» **TASK OBJECTIVE**: Retype the records below exactly as they appear, but leave out any pictures.

(Dataset items)
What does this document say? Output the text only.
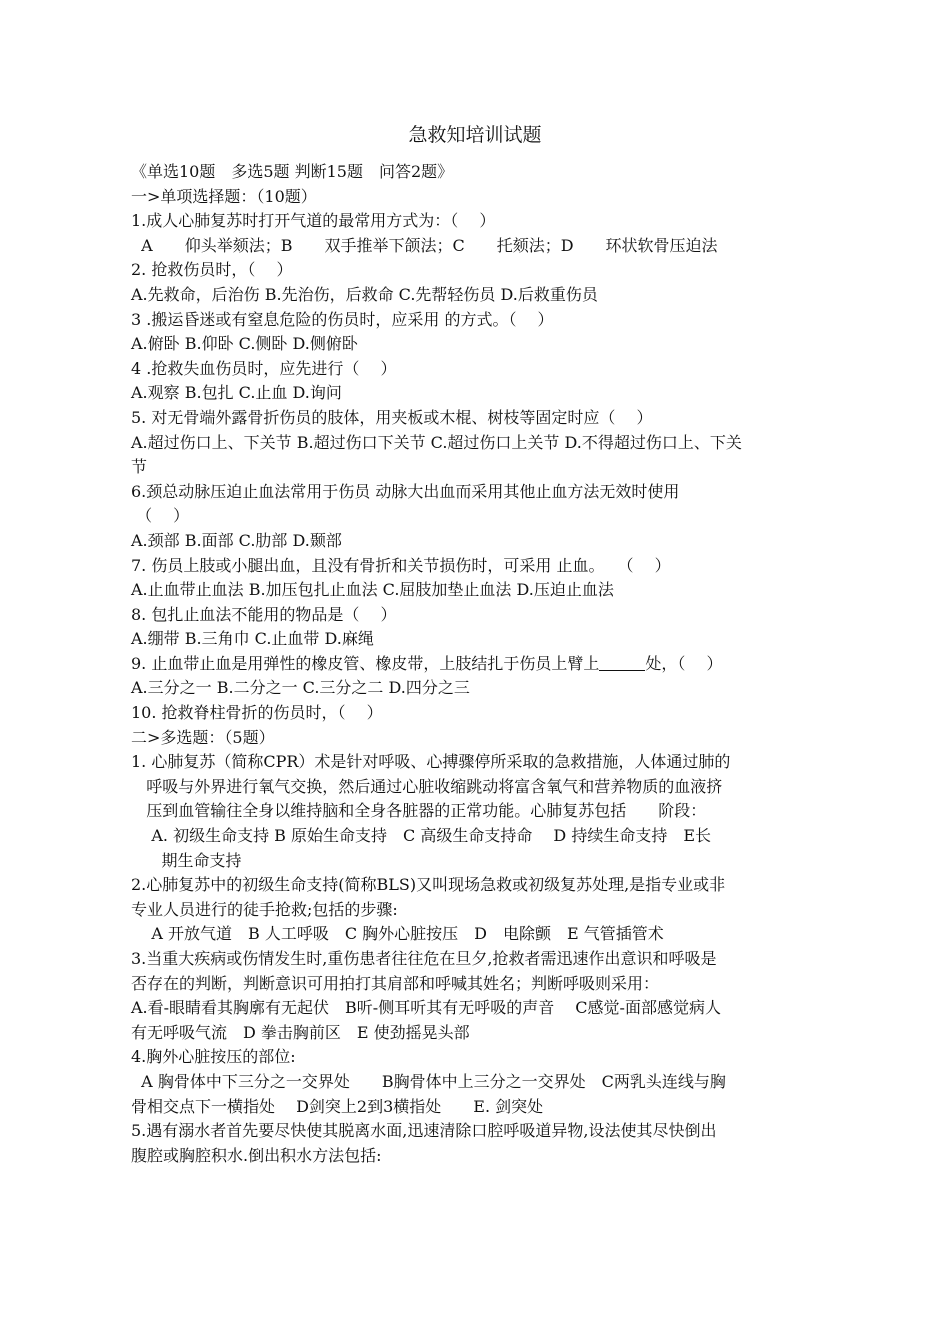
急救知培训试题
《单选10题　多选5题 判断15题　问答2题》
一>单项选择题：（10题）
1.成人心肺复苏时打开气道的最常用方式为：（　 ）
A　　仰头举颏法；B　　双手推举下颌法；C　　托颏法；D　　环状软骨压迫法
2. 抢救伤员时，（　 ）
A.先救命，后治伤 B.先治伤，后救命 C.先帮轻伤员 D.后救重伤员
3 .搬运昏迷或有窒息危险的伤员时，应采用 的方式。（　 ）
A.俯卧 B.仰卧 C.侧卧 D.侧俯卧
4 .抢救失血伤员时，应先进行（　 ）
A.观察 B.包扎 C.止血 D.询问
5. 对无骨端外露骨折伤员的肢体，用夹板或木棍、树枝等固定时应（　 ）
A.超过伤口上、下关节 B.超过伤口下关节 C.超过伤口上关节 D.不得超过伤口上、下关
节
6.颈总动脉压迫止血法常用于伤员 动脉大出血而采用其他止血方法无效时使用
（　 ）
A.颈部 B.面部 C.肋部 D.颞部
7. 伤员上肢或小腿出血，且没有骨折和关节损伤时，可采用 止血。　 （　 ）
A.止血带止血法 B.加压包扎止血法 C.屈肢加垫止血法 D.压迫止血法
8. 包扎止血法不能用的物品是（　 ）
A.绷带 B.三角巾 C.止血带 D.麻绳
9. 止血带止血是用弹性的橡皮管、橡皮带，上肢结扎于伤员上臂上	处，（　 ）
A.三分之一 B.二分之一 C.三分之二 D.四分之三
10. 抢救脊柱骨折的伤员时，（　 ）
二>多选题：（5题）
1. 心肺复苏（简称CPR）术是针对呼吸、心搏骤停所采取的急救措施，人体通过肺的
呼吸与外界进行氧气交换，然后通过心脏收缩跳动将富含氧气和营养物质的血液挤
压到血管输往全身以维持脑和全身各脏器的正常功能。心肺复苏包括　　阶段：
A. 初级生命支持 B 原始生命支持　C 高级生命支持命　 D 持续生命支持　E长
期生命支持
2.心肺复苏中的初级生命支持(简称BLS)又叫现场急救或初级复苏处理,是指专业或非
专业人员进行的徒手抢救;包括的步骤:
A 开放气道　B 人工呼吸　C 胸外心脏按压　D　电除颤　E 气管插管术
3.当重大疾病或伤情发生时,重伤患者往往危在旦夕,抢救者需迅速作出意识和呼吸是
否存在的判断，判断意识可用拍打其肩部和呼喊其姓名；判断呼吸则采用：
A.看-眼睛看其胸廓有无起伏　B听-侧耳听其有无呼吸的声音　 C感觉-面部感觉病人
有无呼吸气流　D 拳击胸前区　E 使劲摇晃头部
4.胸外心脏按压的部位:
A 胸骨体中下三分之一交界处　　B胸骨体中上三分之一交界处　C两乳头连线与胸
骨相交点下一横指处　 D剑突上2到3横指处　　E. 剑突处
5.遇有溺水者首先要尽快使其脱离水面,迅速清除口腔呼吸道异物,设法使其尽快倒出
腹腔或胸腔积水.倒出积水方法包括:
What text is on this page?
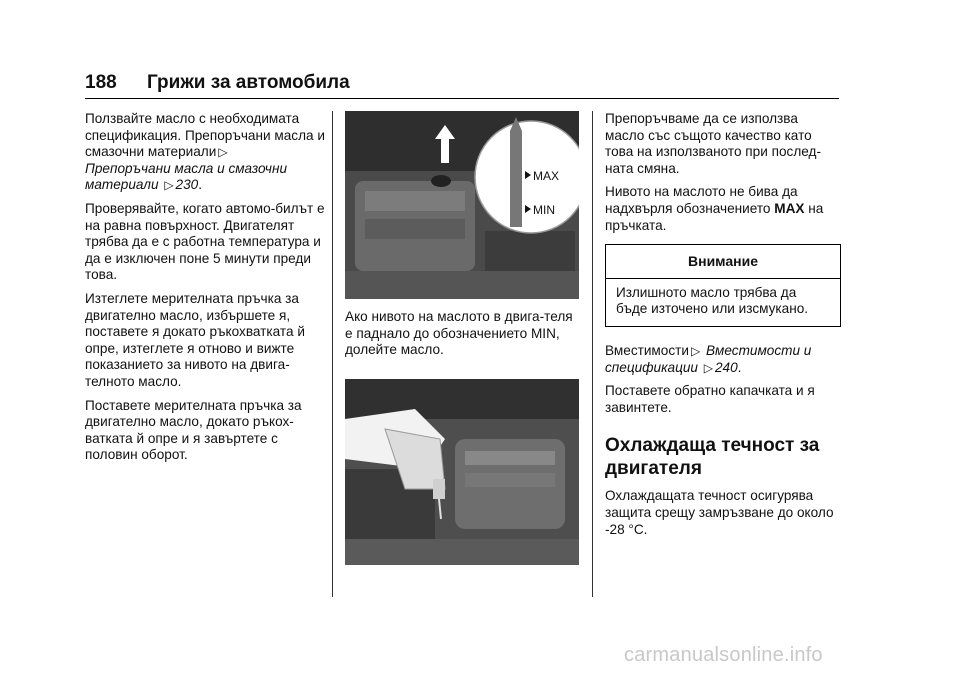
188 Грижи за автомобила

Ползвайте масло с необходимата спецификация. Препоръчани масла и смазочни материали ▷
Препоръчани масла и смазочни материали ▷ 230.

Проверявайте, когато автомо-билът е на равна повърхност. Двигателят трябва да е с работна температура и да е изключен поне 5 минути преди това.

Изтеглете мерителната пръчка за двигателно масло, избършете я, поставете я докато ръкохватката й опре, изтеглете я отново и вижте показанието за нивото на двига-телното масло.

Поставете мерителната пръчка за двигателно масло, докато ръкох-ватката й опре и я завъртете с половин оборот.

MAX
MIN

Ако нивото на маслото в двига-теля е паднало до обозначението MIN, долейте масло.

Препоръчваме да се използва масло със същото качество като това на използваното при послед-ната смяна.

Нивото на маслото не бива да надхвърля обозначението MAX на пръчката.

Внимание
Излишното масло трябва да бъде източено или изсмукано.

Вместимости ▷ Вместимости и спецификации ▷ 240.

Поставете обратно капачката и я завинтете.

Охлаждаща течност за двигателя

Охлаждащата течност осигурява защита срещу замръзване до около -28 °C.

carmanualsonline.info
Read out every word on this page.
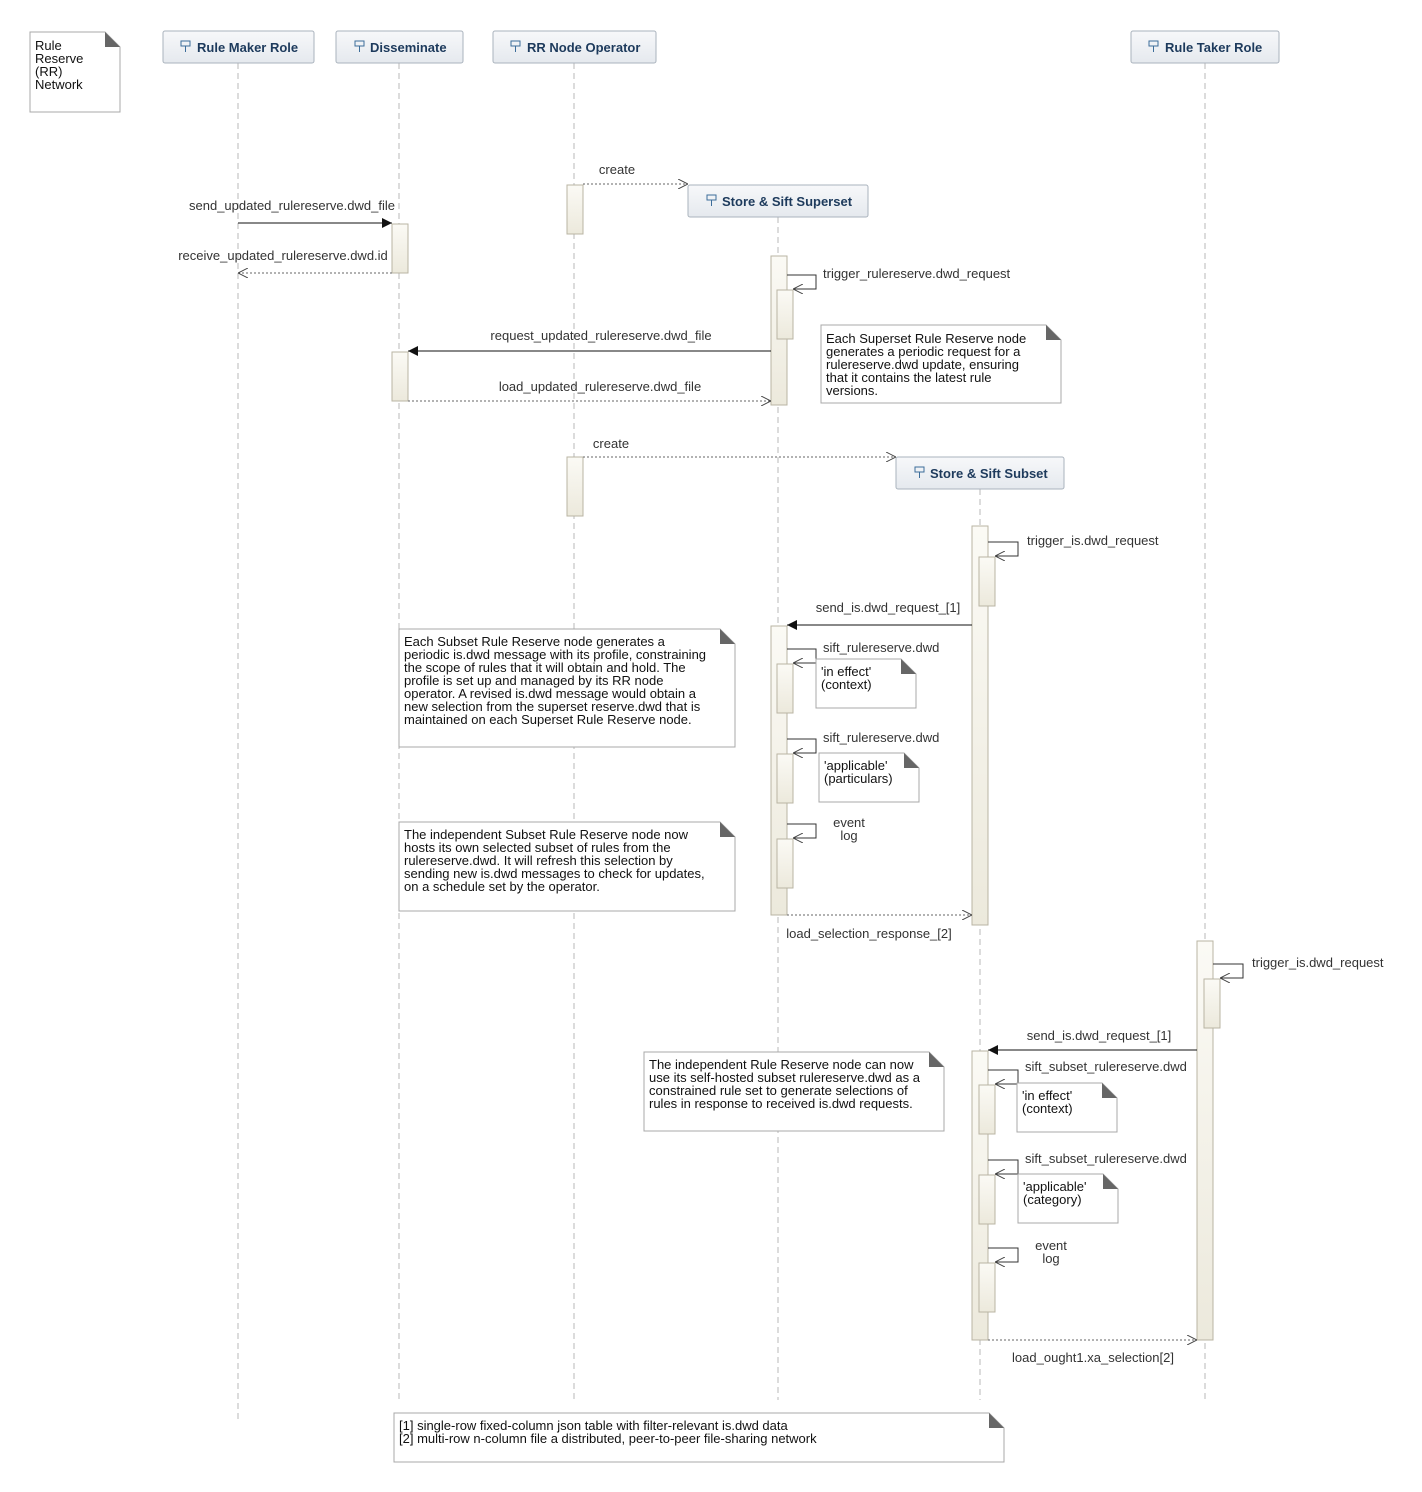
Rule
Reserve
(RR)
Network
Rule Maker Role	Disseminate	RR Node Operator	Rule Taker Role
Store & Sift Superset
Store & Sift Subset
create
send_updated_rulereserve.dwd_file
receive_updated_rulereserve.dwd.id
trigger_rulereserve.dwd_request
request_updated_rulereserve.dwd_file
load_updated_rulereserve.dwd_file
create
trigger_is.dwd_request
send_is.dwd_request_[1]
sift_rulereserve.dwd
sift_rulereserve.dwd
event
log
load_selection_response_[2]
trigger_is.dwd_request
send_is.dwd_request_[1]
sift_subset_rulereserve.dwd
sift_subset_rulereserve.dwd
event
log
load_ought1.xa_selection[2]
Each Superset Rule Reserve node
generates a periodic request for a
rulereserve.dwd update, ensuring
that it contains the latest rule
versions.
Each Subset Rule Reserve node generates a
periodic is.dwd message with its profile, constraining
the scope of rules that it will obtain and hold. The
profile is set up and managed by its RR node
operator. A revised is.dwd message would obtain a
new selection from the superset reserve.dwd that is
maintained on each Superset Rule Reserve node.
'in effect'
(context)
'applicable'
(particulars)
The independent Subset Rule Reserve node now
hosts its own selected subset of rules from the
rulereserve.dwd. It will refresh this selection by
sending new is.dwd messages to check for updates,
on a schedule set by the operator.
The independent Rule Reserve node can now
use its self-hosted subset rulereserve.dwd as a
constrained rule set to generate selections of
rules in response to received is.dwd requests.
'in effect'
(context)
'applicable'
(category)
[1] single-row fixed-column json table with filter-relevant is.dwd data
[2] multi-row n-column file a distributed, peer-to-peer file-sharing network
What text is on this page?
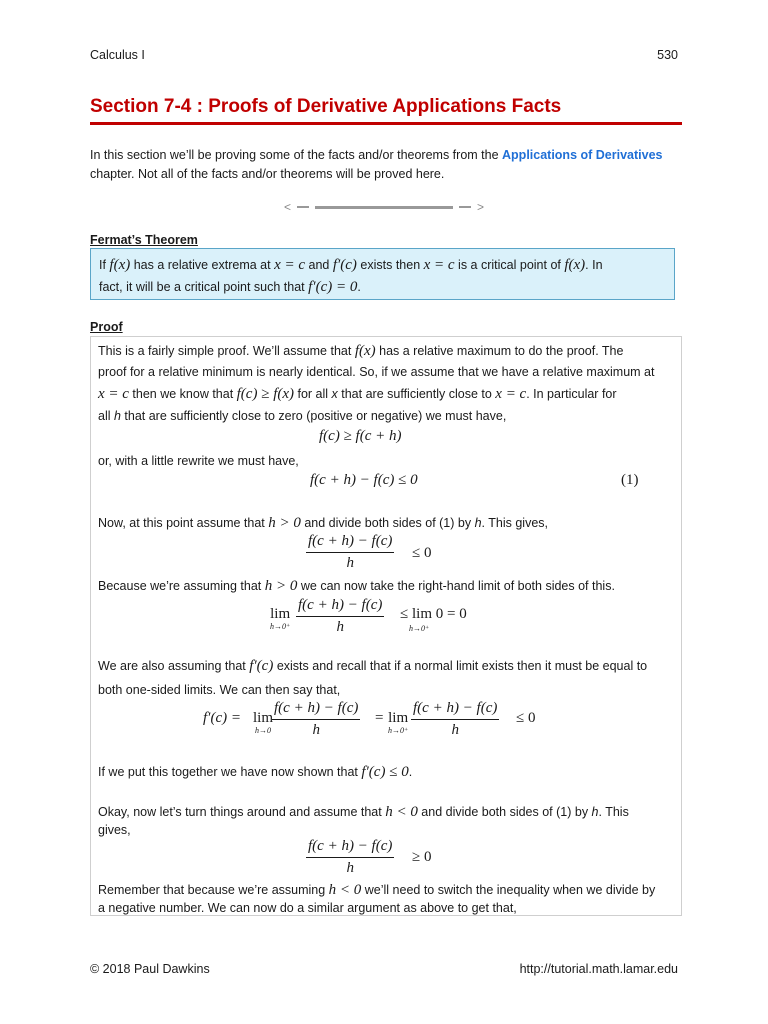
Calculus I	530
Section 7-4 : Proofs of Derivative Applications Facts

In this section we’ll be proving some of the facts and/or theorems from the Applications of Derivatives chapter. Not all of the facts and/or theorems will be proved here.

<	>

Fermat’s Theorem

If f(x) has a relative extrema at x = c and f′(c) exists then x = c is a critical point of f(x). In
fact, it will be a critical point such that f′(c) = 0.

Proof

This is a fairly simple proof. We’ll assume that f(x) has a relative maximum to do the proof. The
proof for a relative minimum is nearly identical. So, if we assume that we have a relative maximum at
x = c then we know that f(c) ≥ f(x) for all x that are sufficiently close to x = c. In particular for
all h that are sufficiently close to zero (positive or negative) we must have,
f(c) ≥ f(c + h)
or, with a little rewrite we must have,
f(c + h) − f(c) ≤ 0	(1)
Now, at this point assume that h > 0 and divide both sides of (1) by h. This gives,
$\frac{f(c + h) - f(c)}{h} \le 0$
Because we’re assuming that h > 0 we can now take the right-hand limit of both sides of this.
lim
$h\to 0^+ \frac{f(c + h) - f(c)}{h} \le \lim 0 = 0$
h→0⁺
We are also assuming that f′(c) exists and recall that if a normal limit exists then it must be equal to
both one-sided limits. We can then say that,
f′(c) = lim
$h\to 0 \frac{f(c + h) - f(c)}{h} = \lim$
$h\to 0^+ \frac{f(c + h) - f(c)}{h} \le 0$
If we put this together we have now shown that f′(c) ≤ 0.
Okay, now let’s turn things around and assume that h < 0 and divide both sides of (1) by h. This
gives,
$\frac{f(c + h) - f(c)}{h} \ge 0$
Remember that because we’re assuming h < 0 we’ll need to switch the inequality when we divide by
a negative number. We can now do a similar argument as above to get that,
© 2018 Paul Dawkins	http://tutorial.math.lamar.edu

» **EXERCISE ANSWER**:
What does this document say? Output the text only.
急救知培训试题
《单选10题　多选5题 判断15题　问答2题》
一>单项选择题：（10题）
1.成人心肺复苏时打开气道的最常用方式为：（　 ）
A　　仰头举颏法；B　　双手推举下颌法；C　　托颏法；D　　环状软骨压迫法
2. 抢救伤员时，（　 ）
A.先救命，后治伤 B.先治伤，后救命 C.先帮轻伤员 D.后救重伤员
3 .搬运昏迷或有窒息危险的伤员时，应采用 的方式。（　 ）
A.俯卧 B.仰卧 C.侧卧 D.侧俯卧
4 .抢救失血伤员时，应先进行（　 ）
A.观察 B.包扎 C.止血 D.询问
5. 对无骨端外露骨折伤员的肢体，用夹板或木棍、树枝等固定时应（　 ）
A.超过伤口上、下关节 B.超过伤口下关节 C.超过伤口上关节 D.不得超过伤口上、下关
节
6.颈总动脉压迫止血法常用于伤员 动脉大出血而采用其他止血方法无效时使用
（　 ）
A.颈部 B.面部 C.肋部 D.颞部
7. 伤员上肢或小腿出血，且没有骨折和关节损伤时，可采用 止血。　 （　 ）
A.止血带止血法 B.加压包扎止血法 C.屈肢加垫止血法 D.压迫止血法
8. 包扎止血法不能用的物品是（　 ）
A.绷带 B.三角巾 C.止血带 D.麻绳
9. 止血带止血是用弹性的橡皮管、橡皮带，上肢结扎于伤员上臂上	处，（　 ）
A.三分之一 B.二分之一 C.三分之二 D.四分之三
10. 抢救脊柱骨折的伤员时，（　 ）
二>多选题：（5题）
1. 心肺复苏（简称CPR）术是针对呼吸、心搏骤停所采取的急救措施，人体通过肺的
呼吸与外界进行氧气交换，然后通过心脏收缩跳动将富含氧气和营养物质的血液挤
压到血管输往全身以维持脑和全身各脏器的正常功能。心肺复苏包括　　阶段：
A. 初级生命支持 B 原始生命支持　C 高级生命支持命　 D 持续生命支持　E长
期生命支持
2.心肺复苏中的初级生命支持(简称BLS)又叫现场急救或初级复苏处理,是指专业或非
专业人员进行的徒手抢救;包括的步骤:
A 开放气道　B 人工呼吸　C 胸外心脏按压　D　电除颤　E 气管插管术
3.当重大疾病或伤情发生时,重伤患者往往危在旦夕,抢救者需迅速作出意识和呼吸是
否存在的判断，判断意识可用拍打其肩部和呼喊其姓名；判断呼吸则采用：
A.看-眼睛看其胸廓有无起伏　B听-侧耳听其有无呼吸的声音　 C感觉-面部感觉病人
有无呼吸气流　D 拳击胸前区　E 使劲摇晃头部
4.胸外心脏按压的部位:
A 胸骨体中下三分之一交界处　　B胸骨体中上三分之一交界处　C两乳头连线与胸
骨相交点下一横指处　 D剑突上2到3横指处　　E. 剑突处
5.遇有溺水者首先要尽快使其脱离水面,迅速清除口腔呼吸道异物,设法使其尽快倒出
腹腔或胸腔积水.倒出积水方法包括:
What text is on this page?
188 Грижи за автомобила

Ползвайте масло с необходимата спецификация. Препоръчани масла и смазочни материали ▷
Препоръчани масла и смазочни материали ▷ 230.

Проверявайте, когато автомо-билът е на равна повърхност. Двигателят трябва да е с работна температура и да е изключен поне 5 минути преди това.

Изтеглете мерителната пръчка за двигателно масло, избършете я, поставете я докато ръкохватката й опре, изтеглете я отново и вижте показанието за нивото на двига-телното масло.

Поставете мерителната пръчка за двигателно масло, докато ръкох-ватката й опре и я завъртете с половин оборот.

MAX
MIN

Ако нивото на маслото в двига-теля е паднало до обозначението MIN, долейте масло.

Препоръчваме да се използва масло със същото качество като това на използваното при послед-ната смяна.

Нивото на маслото не бива да надхвърля обозначението MAX на пръчката.

Внимание
Излишното масло трябва да бъде източено или изсмукано.

Вместимости ▷ Вместимости и спецификации ▷ 240.

Поставете обратно капачката и я завинтете.

Охлаждаща течност за двигателя

Охлаждащата течност осигурява защита срещу замръзване до около -28 °C.

carmanualsonline.info
Read out every word on this page.
Rule
Reserve
(RR)
Network
Rule Maker Role	Disseminate	RR Node Operator	Rule Taker Role
Store & Sift Superset
Store & Sift Subset
create
send_updated_rulereserve.dwd_file
receive_updated_rulereserve.dwd.id
trigger_rulereserve.dwd_request
request_updated_rulereserve.dwd_file
load_updated_rulereserve.dwd_file
create
trigger_is.dwd_request
send_is.dwd_request_[1]
sift_rulereserve.dwd
sift_rulereserve.dwd
event
log
load_selection_response_[2]
trigger_is.dwd_request
send_is.dwd_request_[1]
sift_subset_rulereserve.dwd
sift_subset_rulereserve.dwd
event
log
load_ought1.xa_selection[2]
Each Superset Rule Reserve node
generates a periodic request for a
rulereserve.dwd update, ensuring
that it contains the latest rule
versions.
Each Subset Rule Reserve node generates a
periodic is.dwd message with its profile, constraining
the scope of rules that it will obtain and hold. The
profile is set up and managed by its RR node
operator. A revised is.dwd message would obtain a
new selection from the superset reserve.dwd that is
maintained on each Superset Rule Reserve node.
'in effect'
(context)
'applicable'
(particulars)
The independent Subset Rule Reserve node now
hosts its own selected subset of rules from the
rulereserve.dwd. It will refresh this selection by
sending new is.dwd messages to check for updates,
on a schedule set by the operator.
The independent Rule Reserve node can now
use its self-hosted subset rulereserve.dwd as a
constrained rule set to generate selections of
rules in response to received is.dwd requests.
'in effect'
(context)
'applicable'
(category)
[1] single-row fixed-column json table with filter-relevant is.dwd data
[2] multi-row n-column file a distributed, peer-to-peer file-sharing network
What text is on this page?
Calculus I	530
Section 7-4 : Proofs of Derivative Applications Facts

In this section we’ll be proving some of the facts and/or theorems from the Applications of Derivatives chapter. Not all of the facts and/or theorems will be proved here.

<	>

Fermat’s Theorem

If f(x) has a relative extrema at x = c and f′(c) exists then x = c is a critical point of f(x). In
fact, it will be a critical point such that f′(c) = 0.

Proof

This is a fairly simple proof. We’ll assume that f(x) has a relative maximum to do the proof. The
proof for a relative minimum is nearly identical. So, if we assume that we have a relative maximum at
x = c then we know that f(c) ≥ f(x) for all x that are sufficiently close to x = c. In particular for
all h that are sufficiently close to zero (positive or negative) we must have,
f(c) ≥ f(c + h)
or, with a little rewrite we must have,
f(c + h) − f(c) ≤ 0	(1)
Now, at this point assume that h > 0 and divide both sides of (1) by h. This gives,
$\frac{f(c + h) - f(c)}{h} \le 0$
Because we’re assuming that h > 0 we can now take the right-hand limit of both sides of this.
lim
$h\to 0^+ \frac{f(c + h) - f(c)}{h} \le \lim 0 = 0$
h→0⁺
We are also assuming that f′(c) exists and recall that if a normal limit exists then it must be equal to
both one-sided limits. We can then say that,
f′(c) = lim
$h\to 0 \frac{f(c + h) - f(c)}{h} = \lim$
$h\to 0^+ \frac{f(c + h) - f(c)}{h} \le 0$
If we put this together we have now shown that f′(c) ≤ 0.
Okay, now let’s turn things around and assume that h < 0 and divide both sides of (1) by h. This
gives,
$\frac{f(c + h) - f(c)}{h} \ge 0$
Remember that because we’re assuming h < 0 we’ll need to switch the inequality when we divide by
a negative number. We can now do a similar argument as above to get that,
© 2018 Paul Dawkins	http://tutorial.math.lamar.edu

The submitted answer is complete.